*Data provided:*
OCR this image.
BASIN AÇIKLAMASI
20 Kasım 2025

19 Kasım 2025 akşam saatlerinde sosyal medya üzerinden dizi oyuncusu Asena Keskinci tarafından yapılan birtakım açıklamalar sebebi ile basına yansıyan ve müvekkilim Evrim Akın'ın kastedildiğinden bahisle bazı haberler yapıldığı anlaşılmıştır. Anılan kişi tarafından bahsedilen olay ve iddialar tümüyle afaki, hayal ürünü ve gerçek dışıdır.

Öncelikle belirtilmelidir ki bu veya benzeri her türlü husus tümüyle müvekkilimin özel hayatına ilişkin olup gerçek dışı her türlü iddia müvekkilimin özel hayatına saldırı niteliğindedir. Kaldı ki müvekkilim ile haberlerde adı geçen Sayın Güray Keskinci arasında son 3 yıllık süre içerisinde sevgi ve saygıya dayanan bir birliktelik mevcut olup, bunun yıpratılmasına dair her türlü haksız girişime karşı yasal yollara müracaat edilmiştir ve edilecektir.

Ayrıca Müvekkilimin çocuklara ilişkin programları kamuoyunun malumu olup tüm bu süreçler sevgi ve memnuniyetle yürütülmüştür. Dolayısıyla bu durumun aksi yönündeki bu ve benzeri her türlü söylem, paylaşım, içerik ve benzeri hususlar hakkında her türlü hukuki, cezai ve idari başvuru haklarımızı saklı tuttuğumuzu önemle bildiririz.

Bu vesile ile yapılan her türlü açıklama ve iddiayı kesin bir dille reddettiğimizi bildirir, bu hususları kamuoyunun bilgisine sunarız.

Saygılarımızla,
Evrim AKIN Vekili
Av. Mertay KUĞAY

*Brief:* Copy out all of the records above with nothing altered.

*Result:*
OCR this image.
BASIN AÇIKLAMASI
20 Kasım 2025

19 Kasım 2025 akşam saatlerinde sosyal medya üzerinden dizi oyuncusu Asena Keskinci tarafından yapılan birtakım açıklamalar sebebi ile basına yansıyan ve müvekkilim Evrim Akın'ın kastedildiğinden bahisle bazı haberler yapıldığı anlaşılmıştır. Anılan kişi tarafından bahsedilen olay ve iddialar tümüyle afaki, hayal ürünü ve gerçek dışıdır.

Öncelikle belirtilmelidir ki bu veya benzeri her türlü husus tümüyle müvekkilimin özel hayatına ilişkin olup gerçek dışı her türlü iddia müvekkilimin özel hayatına saldırı niteliğindedir. Kaldı ki müvekkilim ile haberlerde adı geçen Sayın Güray Keskinci arasında son 3 yıllık süre içerisinde sevgi ve saygıya dayanan bir birliktelik mevcut olup, bunun yıpratılmasına dair her türlü haksız girişime karşı yasal yollara müracaat edilmiştir ve edilecektir.

Ayrıca Müvekkilimin çocuklara ilişkin programları kamuoyunun malumu olup tüm bu süreçler sevgi ve memnuniyetle yürütülmüştür. Dolayısıyla bu durumun aksi yönündeki bu ve benzeri her türlü söylem, paylaşım, içerik ve benzeri hususlar hakkında her türlü hukuki, cezai ve idari başvuru haklarımızı saklı tuttuğumuzu önemle bildiririz.

Bu vesile ile yapılan her türlü açıklama ve iddiayı kesin bir dille reddettiğimizi bildirir, bu hususları kamuoyunun bilgisine sunarız.

Saygılarımızla,
Evrim AKIN Vekili
Av. Mertay KUĞAY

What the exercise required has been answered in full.